Task directions —
Check every line below for the word "name" and show those that hold it.

(Stored data)
====

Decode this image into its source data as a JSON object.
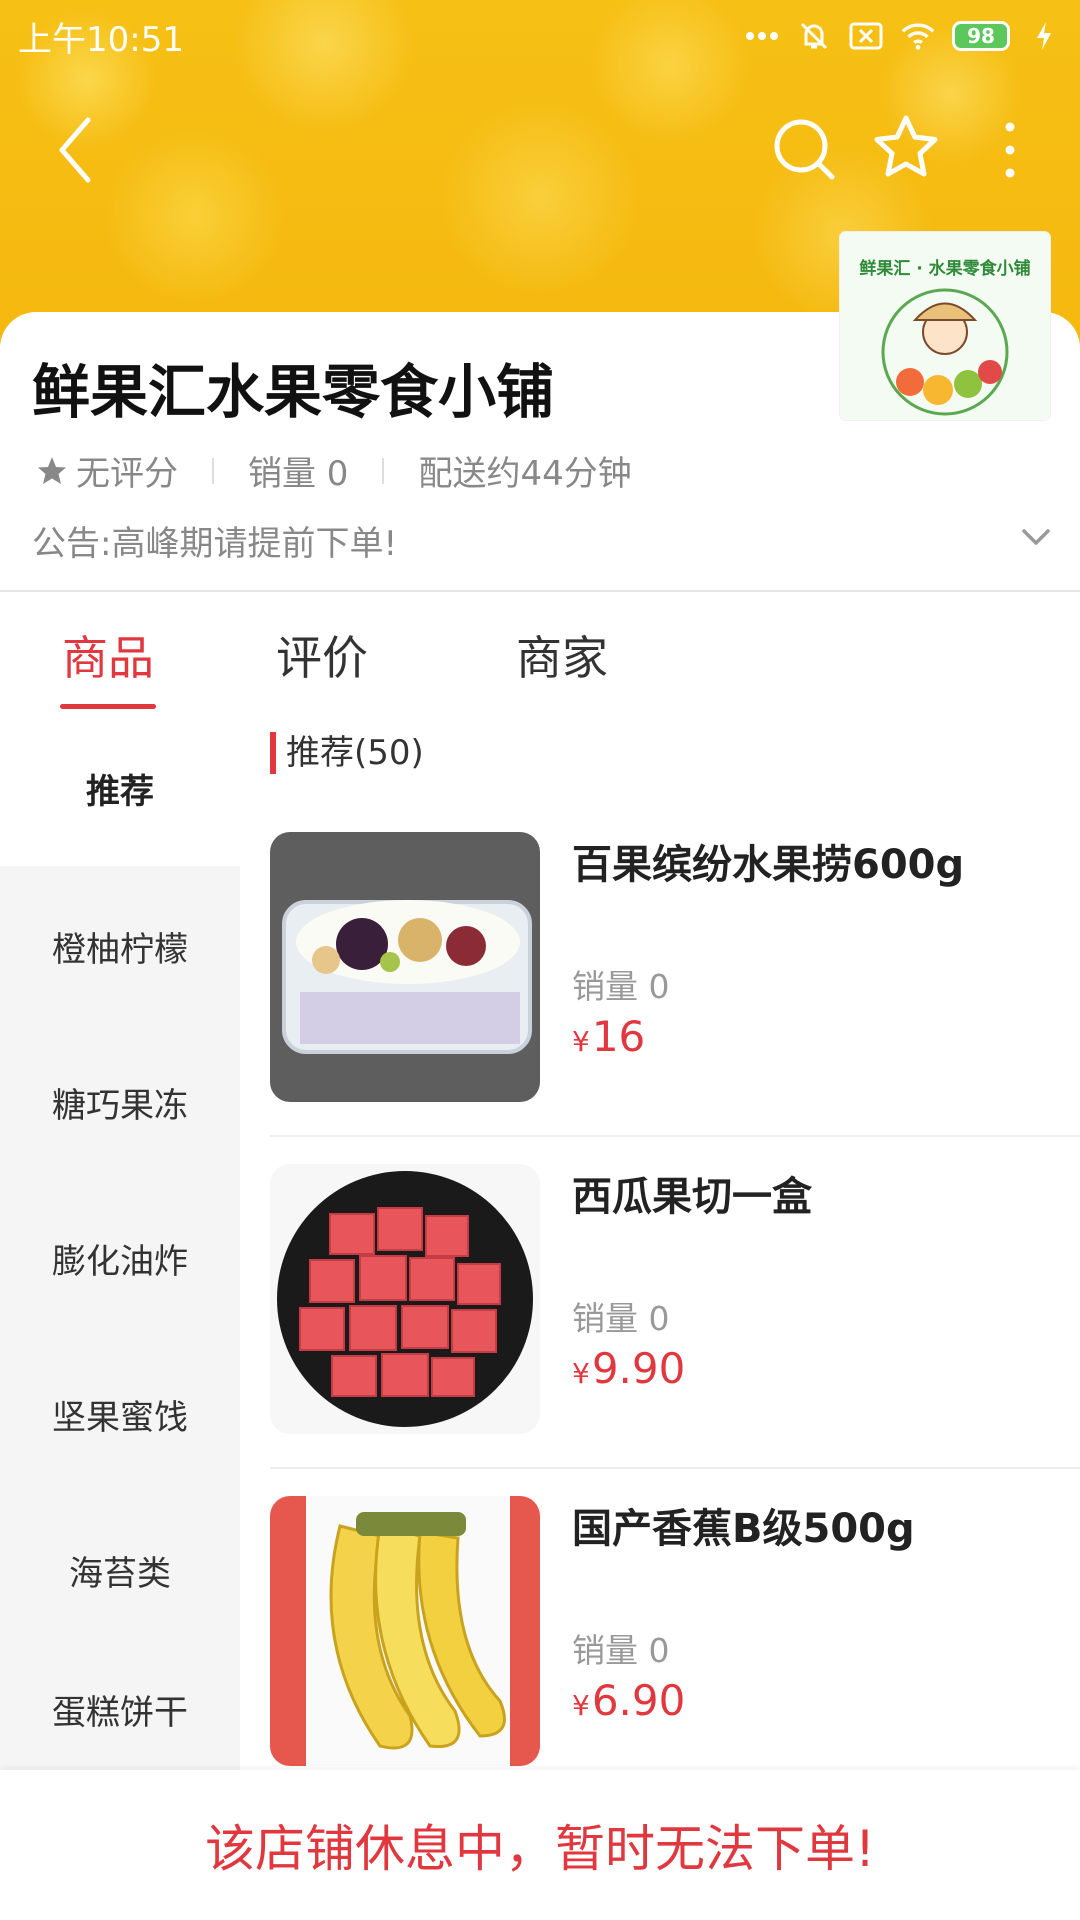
{
  "status_bar": {
    "time": "上午10:51",
    "battery": "98",
    "icons": [
      "dots-icon",
      "mute-icon",
      "sim-off-icon",
      "wifi-icon",
      "battery-icon",
      "charging-icon"
    ]
  },
  "nav": {
    "icons": [
      "back-icon",
      "search-icon",
      "star-icon",
      "more-icon"
    ]
  },
  "store": {
    "name": "鲜果汇水果零食小铺",
    "rating": "无评分",
    "sales": "销量 0",
    "delivery": "配送约44分钟",
    "notice": "公告:高峰期请提前下单!",
    "logo_text": "鲜果汇 · 水果零食小铺"
  },
  "tabs": [
    {
      "label": "商品",
      "active": true
    },
    {
      "label": "评价",
      "active": false
    },
    {
      "label": "商家",
      "active": false
    }
  ],
  "categories": [
    {
      "label": "推荐",
      "active": true
    },
    {
      "label": "橙柚柠檬",
      "active": false
    },
    {
      "label": "糖巧果冻",
      "active": false
    },
    {
      "label": "膨化油炸",
      "active": false
    },
    {
      "label": "坚果蜜饯",
      "active": false
    },
    {
      "label": "海苔类",
      "active": false
    },
    {
      "label": "蛋糕饼干",
      "active": false
    }
  ],
  "section": {
    "title": "推荐(50)"
  },
  "products": [
    {
      "name": "百果缤纷水果捞600g",
      "sales": "销量 0",
      "currency": "¥",
      "price": "16"
    },
    {
      "name": "西瓜果切一盒",
      "sales": "销量 0",
      "currency": "¥",
      "price": "9.90"
    },
    {
      "name": "国产香蕉B级500g",
      "sales": "销量 0",
      "currency": "¥",
      "price": "6.90"
    }
  ],
  "bottom": {
    "message": "该店铺休息中，暂时无法下单!"
  },
  "colors": {
    "accent": "#e0383e",
    "header": "#f5b80f",
    "sidebar": "#f5f5f5"
  }
}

====

Solution —
    "name": "鲜果汇水果零食小铺",
      "name": "百果缤纷水果捞600g",
      "name": "西瓜果切一盒",
      "name": "国产香蕉B级500g",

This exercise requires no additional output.